* **PROBLEM DETAILS**:
Filter the data for lines with the word "tagline", then copy every line so identified.

Start of PROVIDED MATERIAL

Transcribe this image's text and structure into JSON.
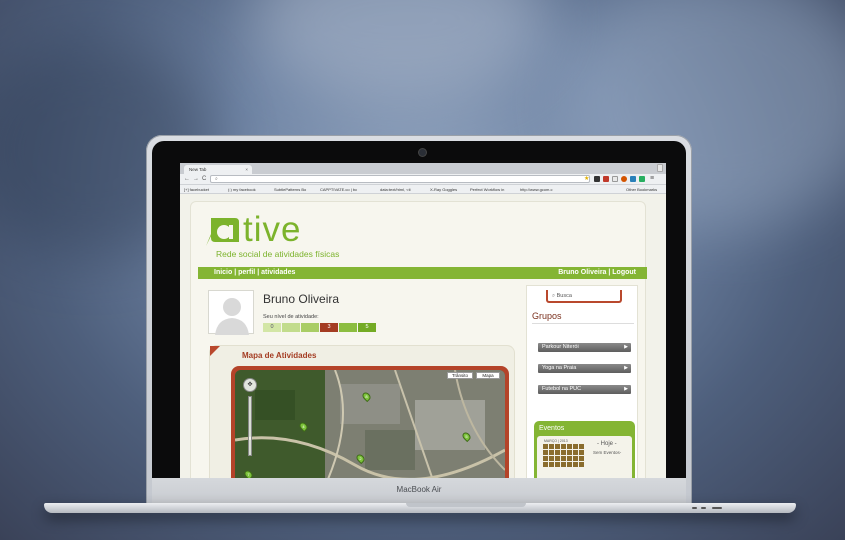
{
  "device": {
    "label": "MacBook Air"
  },
  "browser": {
    "tab_title": "New Tab",
    "tab_close": "×",
    "nav": {
      "back": "←",
      "forward": "→",
      "reload": "C"
    },
    "bookmarks": [
      "[+] facebucket",
      "(:) my facebook",
      "SubtlePatterns Bo",
      "CAPPTIVATE.co | bc",
      "data:text/html, <ti",
      "X-Ray Goggles",
      "Perfect Workflow in",
      "http://www.gcom.c",
      "Other Bookmarks"
    ]
  },
  "site": {
    "logo_letter": "a",
    "logo_text": "tive",
    "tagline": "Rede social de atividades físicas",
    "nav": {
      "inicio": "Inicio",
      "perfil": "perfil",
      "atividades": "atividades",
      "sep": " | "
    },
    "user_menu": "Bruno Oliveira | Logout"
  },
  "profile": {
    "name": "Bruno Oliveira",
    "level_label": "Seu nível de atividade:",
    "level_scale": [
      "0",
      "",
      "",
      "3",
      "",
      "5"
    ],
    "current_level": 3
  },
  "map": {
    "title": "Mapa de Atividades",
    "btn_traffic": "Trânsito",
    "btn_map": "Mapa",
    "pins": [
      "8",
      "4",
      "5",
      "2",
      "7"
    ]
  },
  "sidebar": {
    "search_placeholder": "Busca",
    "groups_title": "Grupos",
    "groups": [
      "Parkour Niterói",
      "Yoga na Praia",
      "Futebol na PUC"
    ],
    "events_title": "Eventos",
    "calendar_month": "MARÇO | 2013",
    "today": "- Hoje -",
    "no_events": "Sem Eventos-"
  },
  "colors": {
    "brand_green": "#84b534",
    "accent_red": "#b44329"
  }
}
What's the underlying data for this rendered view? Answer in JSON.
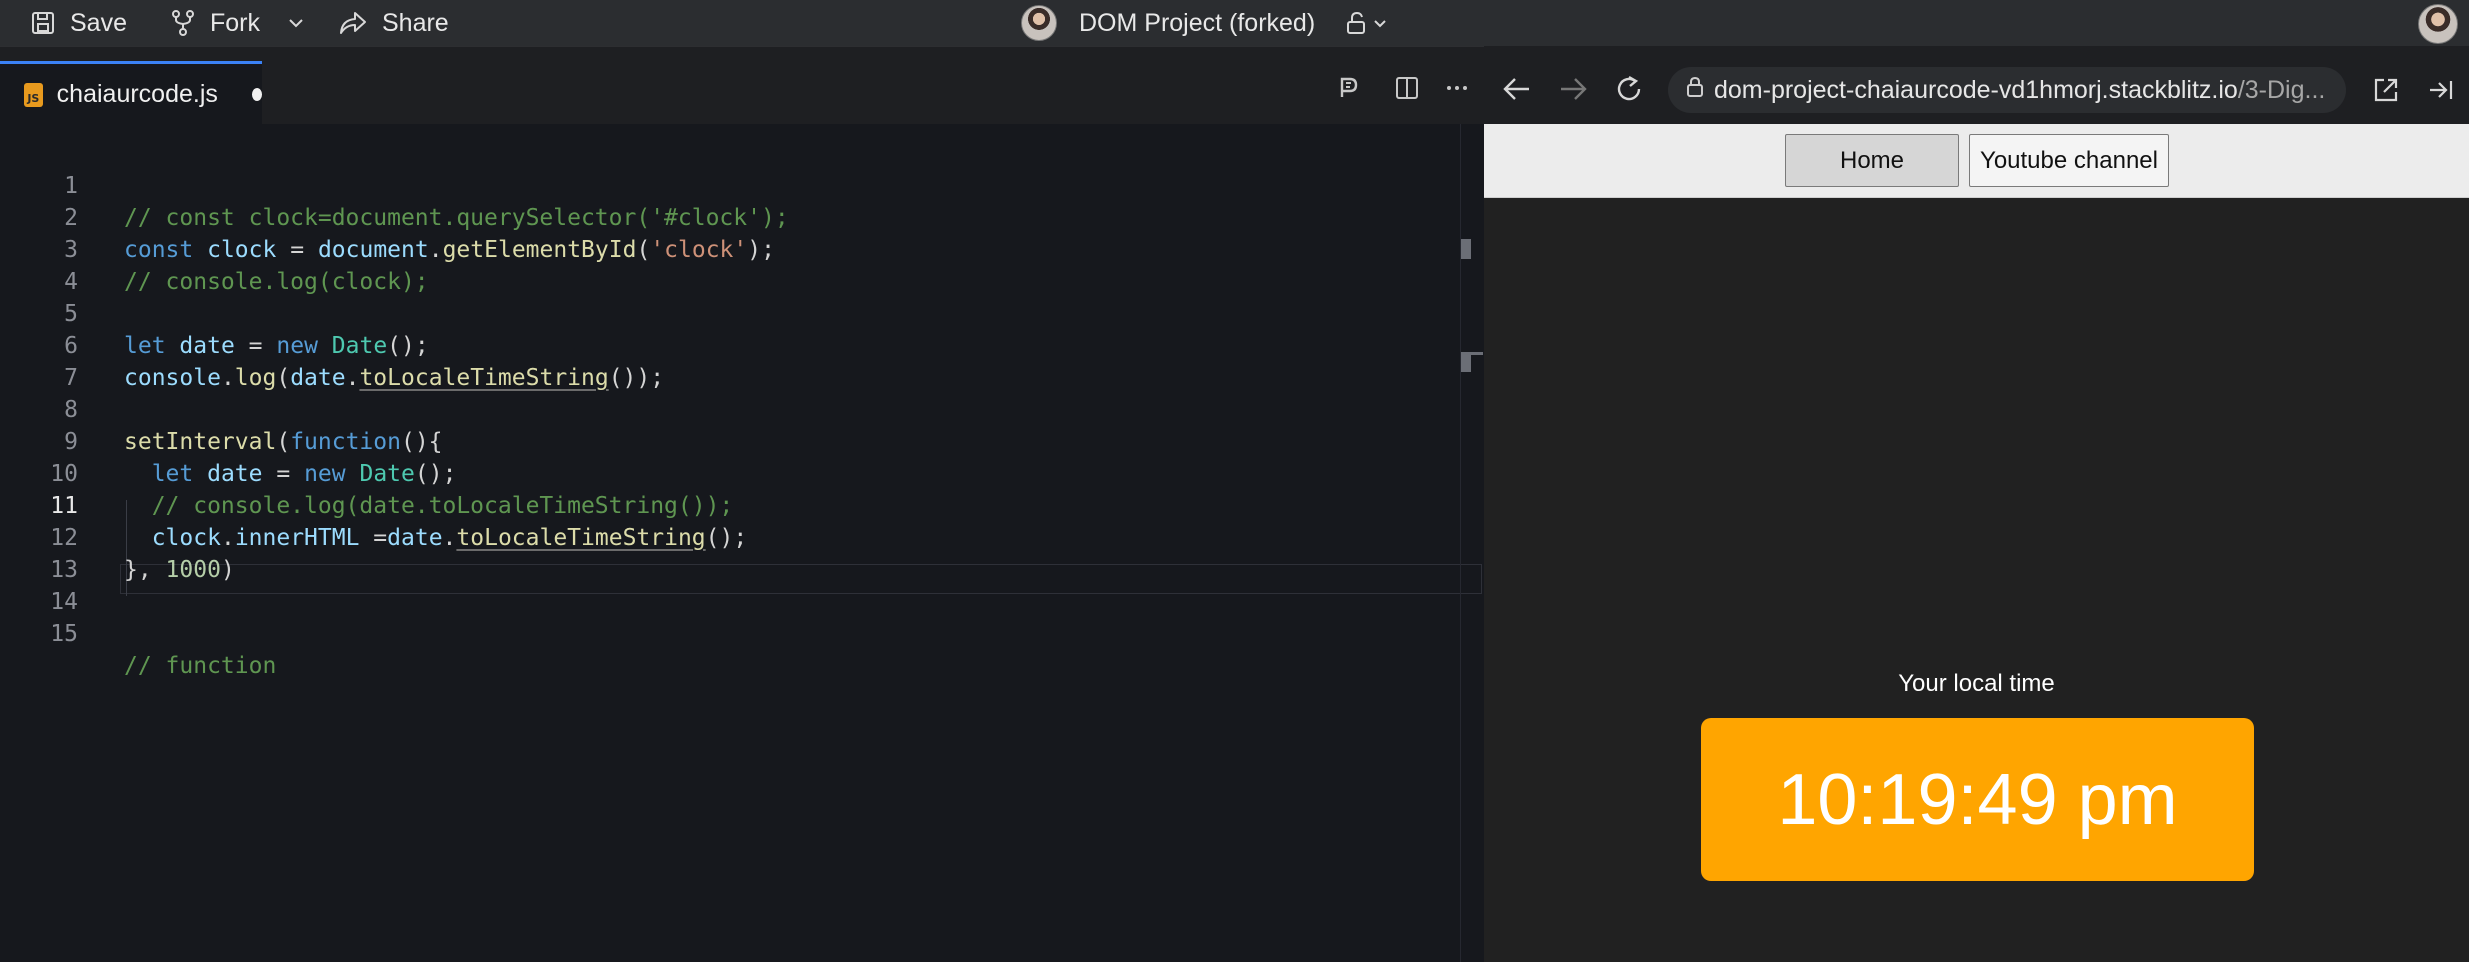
{
  "topbar": {
    "save_label": "Save",
    "fork_label": "Fork",
    "share_label": "Share",
    "project_title": "DOM Project (forked)"
  },
  "editor": {
    "file_tab": "chaiaurcode.js",
    "file_icon_text": "JS",
    "active_line": 11,
    "line_numbers": [
      "1",
      "2",
      "3",
      "4",
      "5",
      "6",
      "7",
      "8",
      "9",
      "10",
      "11",
      "12",
      "13",
      "14",
      "15"
    ]
  },
  "browser": {
    "url_main": "dom-project-chaiaurcode-vd1hmorj.stackblitz.io",
    "url_rest": "/3-Dig..."
  },
  "preview": {
    "nav_home": "Home",
    "nav_youtube": "Youtube channel",
    "local_time_label": "Your local time",
    "clock_value": "10:19:49 pm"
  },
  "colors": {
    "accent_tab": "#3b82f6",
    "clock_bg": "#ffa500",
    "editor_bg": "#16181d"
  }
}
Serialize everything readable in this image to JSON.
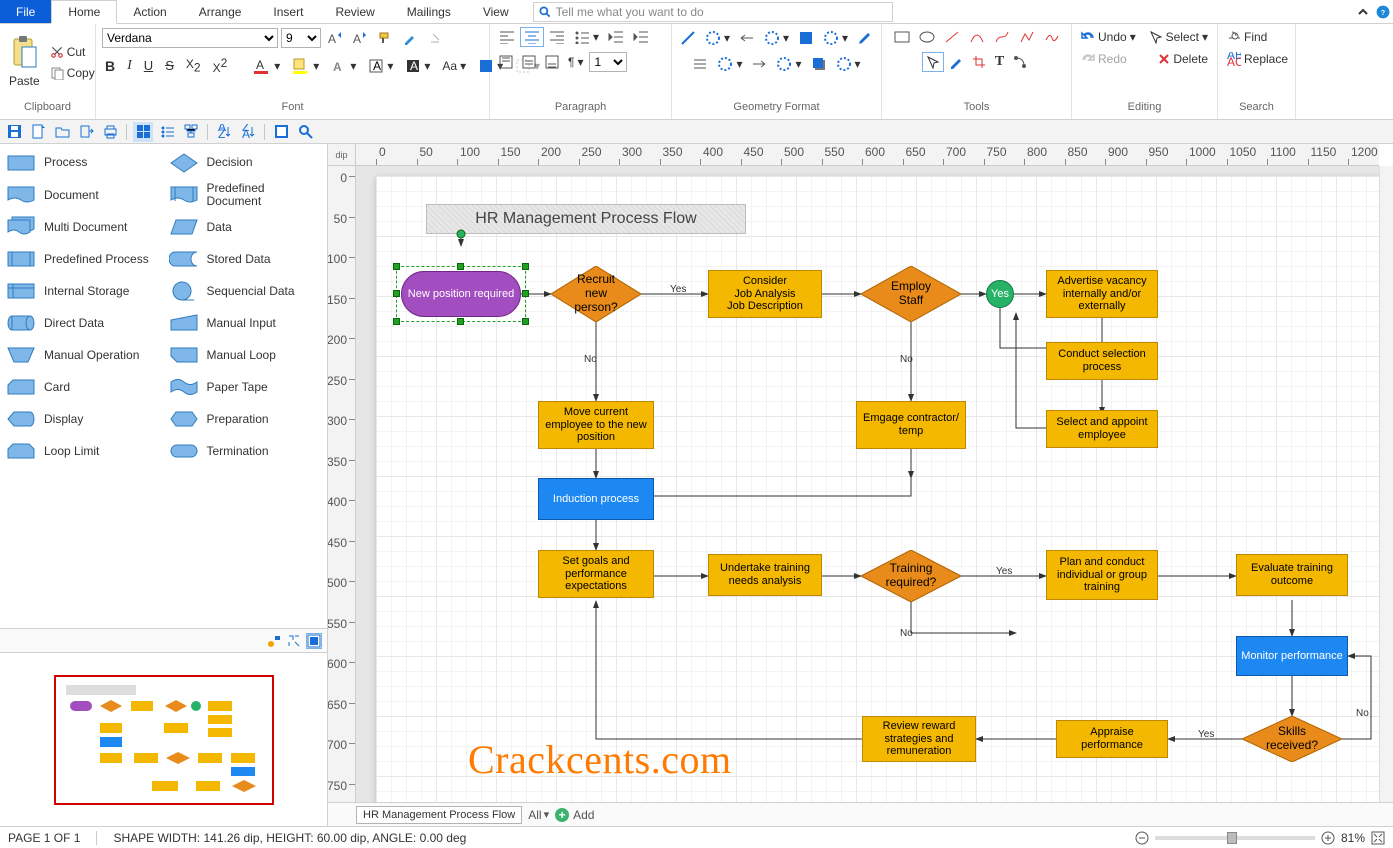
{
  "menubar": {
    "tabs": [
      "File",
      "Home",
      "Action",
      "Arrange",
      "Insert",
      "Review",
      "Mailings",
      "View"
    ],
    "search_placeholder": "Tell me what you want to do"
  },
  "ribbon": {
    "clipboard": {
      "label": "Clipboard",
      "paste": "Paste",
      "cut": "Cut",
      "copy": "Copy"
    },
    "font": {
      "label": "Font",
      "family": "Verdana",
      "size": "9"
    },
    "paragraph": {
      "label": "Paragraph",
      "line_value": "1"
    },
    "geometry": {
      "label": "Geometry Format"
    },
    "tools": {
      "label": "Tools"
    },
    "editing": {
      "label": "Editing",
      "undo": "Undo",
      "redo": "Redo",
      "select": "Select",
      "delete": "Delete"
    },
    "search": {
      "label": "Search",
      "find": "Find",
      "replace": "Replace"
    }
  },
  "ruler_unit": "dip",
  "shapes_lib": [
    [
      "Process",
      "Decision"
    ],
    [
      "Document",
      "Predefined Document"
    ],
    [
      "Multi Document",
      "Data"
    ],
    [
      "Predefined Process",
      "Stored Data"
    ],
    [
      "Internal Storage",
      "Sequencial Data"
    ],
    [
      "Direct Data",
      "Manual Input"
    ],
    [
      "Manual Operation",
      "Manual Loop"
    ],
    [
      "Card",
      "Paper Tape"
    ],
    [
      "Display",
      "Preparation"
    ],
    [
      "Loop Limit",
      "Termination"
    ]
  ],
  "doc_tab": "HR Management Process Flow",
  "all_label": "All",
  "add_label": "Add",
  "status": {
    "page": "PAGE 1 OF 1",
    "shape": "SHAPE WIDTH: 141.26 dip, HEIGHT: 60.00 dip, ANGLE: 0.00 deg",
    "zoom": "81%"
  },
  "flow": {
    "title": "HR Management Process Flow",
    "nodes": {
      "n1": "New position required",
      "n2": "Recruit new person?",
      "n3": "Consider\nJob Analysis\nJob Description",
      "n4": "Employ Staff",
      "n5": "Yes",
      "n6": "Advertise vacancy internally and/or externally",
      "n7": "Conduct selection process",
      "n8": "Select and appoint employee",
      "n9": "Move current employee to the new position",
      "n10": "Emgage contractor/ temp",
      "n11": "Induction process",
      "n12": "Set goals and performance expectations",
      "n13": "Undertake training needs analysis",
      "n14": "Training required?",
      "n15": "Plan and conduct individual or group training",
      "n16": "Evaluate training outcome",
      "n17": "Monitor performance",
      "n18": "Skills received?",
      "n19": "Appraise performance",
      "n20": "Review reward strategies and remuneration"
    },
    "edge_labels": {
      "yes": "Yes",
      "no": "No"
    }
  },
  "watermark": "Crackcents.com"
}
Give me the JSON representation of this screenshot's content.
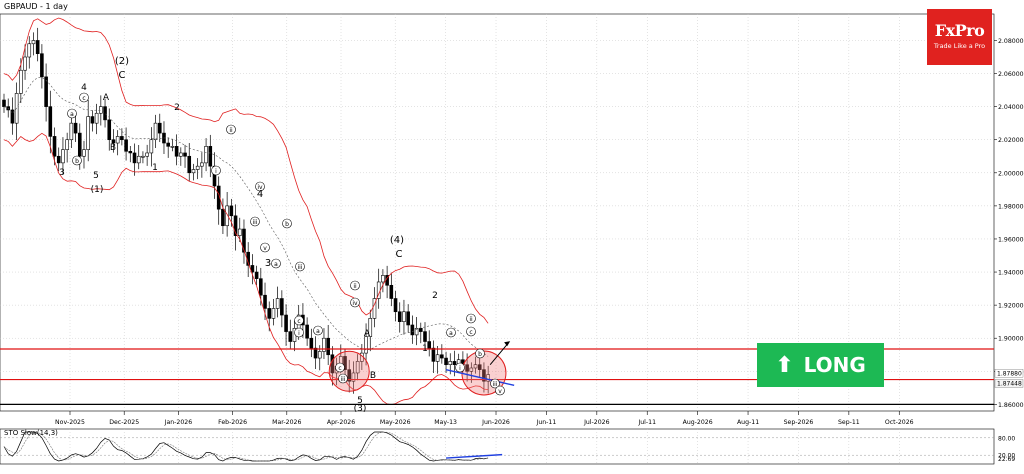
{
  "header": {
    "symbol_title": "GBPAUD - 1 day"
  },
  "brand": {
    "name": "FxPro",
    "tagline": "Trade Like a Pro",
    "color": "#e0221f"
  },
  "signal": {
    "label": "LONG",
    "arrow": "up-arrow-icon",
    "color": "#1db954"
  },
  "indicator": {
    "title": "STO Slow(14,3)",
    "upper_level": 80,
    "lower_level": 20,
    "scale_ticks": [
      "80.00",
      "20.00",
      "22.69"
    ]
  },
  "chart_data": {
    "type": "candlestick",
    "instrument": "GBPAUD",
    "timeframe": "1 day",
    "ylim": [
      1.856,
      2.096
    ],
    "y_ticks": [
      "2.08000",
      "2.06000",
      "2.04000",
      "2.02000",
      "2.00000",
      "1.98000",
      "1.96000",
      "1.94000",
      "1.92000",
      "1.90000",
      "1.88000",
      "1.86000"
    ],
    "price_labels": [
      "1.87880",
      "1.87448"
    ],
    "x_ticks": [
      "Nov-2025",
      "Dec-2025",
      "Jan-2026",
      "Feb-2026",
      "Mar-2026",
      "Apr-2026",
      "May-2026",
      "May-13",
      "Jun-2026",
      "Jun-11",
      "Jul-2026",
      "Jul-11",
      "Aug-2026",
      "Aug-11",
      "Sep-2026",
      "Sep-11",
      "Oct-2026"
    ],
    "horizontal_lines": [
      {
        "value": 1.8935,
        "color": "#e01010"
      },
      {
        "value": 1.875,
        "color": "#e01010"
      },
      {
        "value": 1.86,
        "color": "#000000"
      }
    ],
    "closes": [
      2.04,
      2.038,
      2.03,
      2.048,
      2.062,
      2.07,
      2.078,
      2.08,
      2.072,
      2.058,
      2.04,
      2.022,
      2.01,
      2.006,
      2.014,
      2.02,
      2.03,
      2.024,
      2.01,
      2.014,
      2.034,
      2.03,
      2.036,
      2.04,
      2.032,
      2.02,
      2.018,
      2.022,
      2.02,
      2.013,
      2.012,
      2.006,
      2.01,
      2.01,
      2.012,
      2.02,
      2.03,
      2.024,
      2.018,
      2.016,
      2.016,
      2.01,
      2.012,
      2.01,
      2.0,
      2.002,
      2.004,
      2.006,
      2.016,
      2.004,
      1.992,
      1.978,
      1.968,
      1.98,
      1.974,
      1.962,
      1.966,
      1.952,
      1.944,
      1.94,
      1.936,
      1.926,
      1.918,
      1.912,
      1.918,
      1.924,
      1.914,
      1.904,
      1.898,
      1.906,
      1.914,
      1.908,
      1.9,
      1.894,
      1.888,
      1.892,
      1.9,
      1.89,
      1.879,
      1.883,
      1.889,
      1.881,
      1.874,
      1.879,
      1.886,
      1.891,
      1.901,
      1.912,
      1.924,
      1.934,
      1.938,
      1.932,
      1.924,
      1.916,
      1.91,
      1.916,
      1.908,
      1.902,
      1.906,
      1.904,
      1.898,
      1.894,
      1.886,
      1.89,
      1.888,
      1.884,
      1.886,
      1.884,
      1.887,
      1.884,
      1.88,
      1.882,
      1.884,
      1.881,
      1.874,
      1.878
    ],
    "annotations": [
      "(2)",
      "C",
      "4",
      "c",
      "A",
      "B",
      "a",
      "b",
      "3",
      "5",
      "(1)",
      "2",
      "1",
      "ii",
      "i",
      "iv",
      "4",
      "iii",
      "v",
      "b",
      "3",
      "a",
      "iii",
      "c",
      "i",
      "ii",
      "a",
      "iv",
      "c",
      "iii",
      "A",
      "B",
      "5",
      "(3)",
      "(4)",
      "C",
      "2",
      "1",
      "a",
      "c",
      "ii",
      "b",
      "i",
      "iii",
      "v"
    ]
  }
}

End of PROVIDED MATERIAL

* **SOLUTION TO THE EXERCISE**:
    "tagline": "Rede social de atividades físicas",
    "tagline": "Trade Like a Pro",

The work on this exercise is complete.